DIRECTIONS FOR THIS TASK | Lines containing the word "will" should be extracted in full.

[Dataset items]
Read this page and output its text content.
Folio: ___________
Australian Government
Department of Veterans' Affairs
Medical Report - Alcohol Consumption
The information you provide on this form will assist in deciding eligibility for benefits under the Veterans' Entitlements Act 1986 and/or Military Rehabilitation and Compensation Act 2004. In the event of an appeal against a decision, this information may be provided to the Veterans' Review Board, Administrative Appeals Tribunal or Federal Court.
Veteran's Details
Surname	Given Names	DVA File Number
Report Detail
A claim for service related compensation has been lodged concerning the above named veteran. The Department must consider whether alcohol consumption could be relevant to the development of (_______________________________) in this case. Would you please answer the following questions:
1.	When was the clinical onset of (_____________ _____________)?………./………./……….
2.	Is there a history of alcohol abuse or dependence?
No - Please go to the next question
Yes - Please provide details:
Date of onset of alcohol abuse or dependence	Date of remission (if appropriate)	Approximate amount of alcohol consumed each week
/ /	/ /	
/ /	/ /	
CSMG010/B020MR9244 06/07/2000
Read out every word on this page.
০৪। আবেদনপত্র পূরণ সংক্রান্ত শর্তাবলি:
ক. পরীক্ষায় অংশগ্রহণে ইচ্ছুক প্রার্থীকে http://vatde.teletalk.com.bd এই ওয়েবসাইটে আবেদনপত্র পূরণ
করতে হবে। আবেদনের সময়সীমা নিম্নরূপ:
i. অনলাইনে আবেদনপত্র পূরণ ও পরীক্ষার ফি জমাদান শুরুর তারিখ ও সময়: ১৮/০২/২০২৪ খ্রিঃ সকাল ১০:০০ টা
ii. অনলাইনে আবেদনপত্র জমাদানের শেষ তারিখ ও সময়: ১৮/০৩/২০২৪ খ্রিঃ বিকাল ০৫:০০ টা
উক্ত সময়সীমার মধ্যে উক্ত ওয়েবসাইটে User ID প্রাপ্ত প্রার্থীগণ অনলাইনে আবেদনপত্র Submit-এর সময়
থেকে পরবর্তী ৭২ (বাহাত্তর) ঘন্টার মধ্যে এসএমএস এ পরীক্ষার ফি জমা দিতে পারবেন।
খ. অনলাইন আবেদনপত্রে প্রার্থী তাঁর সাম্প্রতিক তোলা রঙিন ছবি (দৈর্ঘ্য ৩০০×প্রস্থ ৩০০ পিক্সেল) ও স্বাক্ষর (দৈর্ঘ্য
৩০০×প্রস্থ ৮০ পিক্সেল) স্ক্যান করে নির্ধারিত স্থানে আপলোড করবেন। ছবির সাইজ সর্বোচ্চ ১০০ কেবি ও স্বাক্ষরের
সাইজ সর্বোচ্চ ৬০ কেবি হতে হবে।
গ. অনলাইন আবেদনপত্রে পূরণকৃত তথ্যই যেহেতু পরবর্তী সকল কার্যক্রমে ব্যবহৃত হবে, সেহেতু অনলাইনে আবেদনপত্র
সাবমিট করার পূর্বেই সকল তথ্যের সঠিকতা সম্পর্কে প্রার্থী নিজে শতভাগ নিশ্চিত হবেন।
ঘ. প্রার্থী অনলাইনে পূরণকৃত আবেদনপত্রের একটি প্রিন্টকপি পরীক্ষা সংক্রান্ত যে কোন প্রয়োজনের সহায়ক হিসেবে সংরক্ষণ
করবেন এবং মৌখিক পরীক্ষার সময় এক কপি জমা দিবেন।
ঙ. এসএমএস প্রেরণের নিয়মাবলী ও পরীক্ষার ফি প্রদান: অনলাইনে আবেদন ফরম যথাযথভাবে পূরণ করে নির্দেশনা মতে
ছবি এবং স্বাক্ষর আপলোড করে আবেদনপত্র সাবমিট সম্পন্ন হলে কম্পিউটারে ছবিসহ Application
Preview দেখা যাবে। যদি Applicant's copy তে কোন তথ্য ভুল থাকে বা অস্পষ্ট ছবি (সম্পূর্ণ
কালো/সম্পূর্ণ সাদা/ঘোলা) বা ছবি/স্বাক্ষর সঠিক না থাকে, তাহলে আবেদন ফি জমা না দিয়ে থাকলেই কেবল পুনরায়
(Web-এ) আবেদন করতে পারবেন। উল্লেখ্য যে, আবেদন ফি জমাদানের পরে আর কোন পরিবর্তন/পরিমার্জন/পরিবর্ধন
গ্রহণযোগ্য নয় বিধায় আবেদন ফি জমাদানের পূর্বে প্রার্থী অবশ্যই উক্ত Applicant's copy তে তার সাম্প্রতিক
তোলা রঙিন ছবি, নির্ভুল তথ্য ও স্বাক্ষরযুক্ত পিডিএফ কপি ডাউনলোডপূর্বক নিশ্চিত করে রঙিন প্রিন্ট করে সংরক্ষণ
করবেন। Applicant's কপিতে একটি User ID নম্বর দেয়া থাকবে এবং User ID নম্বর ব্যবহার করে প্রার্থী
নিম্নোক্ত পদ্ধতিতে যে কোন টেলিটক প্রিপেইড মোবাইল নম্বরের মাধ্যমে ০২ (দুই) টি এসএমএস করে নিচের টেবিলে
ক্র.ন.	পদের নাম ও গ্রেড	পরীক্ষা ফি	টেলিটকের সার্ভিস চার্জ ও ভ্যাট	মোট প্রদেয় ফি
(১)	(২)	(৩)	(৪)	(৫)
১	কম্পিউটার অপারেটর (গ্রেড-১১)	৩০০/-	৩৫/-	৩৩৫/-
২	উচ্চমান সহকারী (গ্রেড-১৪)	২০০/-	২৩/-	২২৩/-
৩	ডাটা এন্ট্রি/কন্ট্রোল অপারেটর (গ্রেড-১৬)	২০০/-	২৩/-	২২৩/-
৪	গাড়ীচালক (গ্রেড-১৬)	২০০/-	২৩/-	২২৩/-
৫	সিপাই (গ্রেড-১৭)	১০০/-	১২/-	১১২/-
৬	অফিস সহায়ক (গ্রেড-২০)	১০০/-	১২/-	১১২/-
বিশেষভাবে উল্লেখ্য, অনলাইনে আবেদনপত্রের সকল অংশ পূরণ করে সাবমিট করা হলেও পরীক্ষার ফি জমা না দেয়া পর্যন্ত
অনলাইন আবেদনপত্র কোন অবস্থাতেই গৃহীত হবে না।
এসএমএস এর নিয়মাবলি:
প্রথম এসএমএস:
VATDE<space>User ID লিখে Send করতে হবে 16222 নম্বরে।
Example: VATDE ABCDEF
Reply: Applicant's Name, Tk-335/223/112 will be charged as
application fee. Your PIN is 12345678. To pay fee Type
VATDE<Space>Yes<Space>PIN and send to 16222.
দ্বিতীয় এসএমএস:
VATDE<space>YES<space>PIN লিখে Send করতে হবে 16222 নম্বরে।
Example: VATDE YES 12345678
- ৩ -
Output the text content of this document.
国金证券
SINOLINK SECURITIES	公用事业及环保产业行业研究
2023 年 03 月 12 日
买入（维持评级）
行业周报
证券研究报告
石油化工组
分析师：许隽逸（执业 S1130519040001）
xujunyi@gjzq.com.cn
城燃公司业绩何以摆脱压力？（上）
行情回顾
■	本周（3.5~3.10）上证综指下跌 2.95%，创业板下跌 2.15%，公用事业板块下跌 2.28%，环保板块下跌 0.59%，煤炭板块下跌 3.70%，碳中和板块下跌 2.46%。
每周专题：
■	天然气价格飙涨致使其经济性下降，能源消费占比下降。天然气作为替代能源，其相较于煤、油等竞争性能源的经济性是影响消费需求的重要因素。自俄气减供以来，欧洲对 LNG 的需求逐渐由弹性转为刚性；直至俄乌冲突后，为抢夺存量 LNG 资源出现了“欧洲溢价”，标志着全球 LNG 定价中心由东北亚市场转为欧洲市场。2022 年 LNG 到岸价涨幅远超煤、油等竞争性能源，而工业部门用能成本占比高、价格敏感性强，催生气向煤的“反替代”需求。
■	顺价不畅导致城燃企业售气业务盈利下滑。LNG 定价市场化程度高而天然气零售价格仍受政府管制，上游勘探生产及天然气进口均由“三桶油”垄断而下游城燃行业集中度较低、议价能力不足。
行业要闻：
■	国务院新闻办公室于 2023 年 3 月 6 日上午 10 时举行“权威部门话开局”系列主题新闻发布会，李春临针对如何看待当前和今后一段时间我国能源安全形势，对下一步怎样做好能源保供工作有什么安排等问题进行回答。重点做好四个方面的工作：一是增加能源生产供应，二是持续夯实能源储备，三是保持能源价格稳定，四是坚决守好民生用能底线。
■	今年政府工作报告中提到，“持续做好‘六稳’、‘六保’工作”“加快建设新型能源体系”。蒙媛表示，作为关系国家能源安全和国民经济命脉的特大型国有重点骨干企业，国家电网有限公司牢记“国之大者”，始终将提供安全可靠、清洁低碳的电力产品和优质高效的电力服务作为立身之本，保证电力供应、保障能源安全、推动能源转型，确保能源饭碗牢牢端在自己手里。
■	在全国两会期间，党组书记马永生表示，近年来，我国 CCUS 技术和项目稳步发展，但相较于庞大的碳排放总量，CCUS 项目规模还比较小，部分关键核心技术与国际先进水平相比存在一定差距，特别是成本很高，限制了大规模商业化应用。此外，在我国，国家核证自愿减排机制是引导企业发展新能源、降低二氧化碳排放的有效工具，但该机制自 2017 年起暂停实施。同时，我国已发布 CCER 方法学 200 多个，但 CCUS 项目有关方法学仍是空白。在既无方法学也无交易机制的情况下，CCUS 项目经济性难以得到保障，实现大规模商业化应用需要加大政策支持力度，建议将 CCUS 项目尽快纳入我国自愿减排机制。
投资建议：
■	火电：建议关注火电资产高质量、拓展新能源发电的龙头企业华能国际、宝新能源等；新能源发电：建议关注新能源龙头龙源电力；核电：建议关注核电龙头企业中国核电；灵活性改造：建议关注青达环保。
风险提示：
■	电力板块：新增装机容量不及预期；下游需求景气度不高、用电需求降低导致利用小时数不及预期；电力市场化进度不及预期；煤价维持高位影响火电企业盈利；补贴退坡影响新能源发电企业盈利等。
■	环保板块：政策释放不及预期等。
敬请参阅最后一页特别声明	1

RESULT |
The information you provide on this form will assist in deciding eligibility for benefits under the Veterans' Entitlements Act 1986 and/or Military Rehabilitation and Compensation Act 2004. In the event of an appeal against a decision, this information may be provided to the Veterans' Review Board, Administrative Appeals Tribunal or Federal Court.
Reply: Applicant's Name, Tk-335/223/112 will be charged as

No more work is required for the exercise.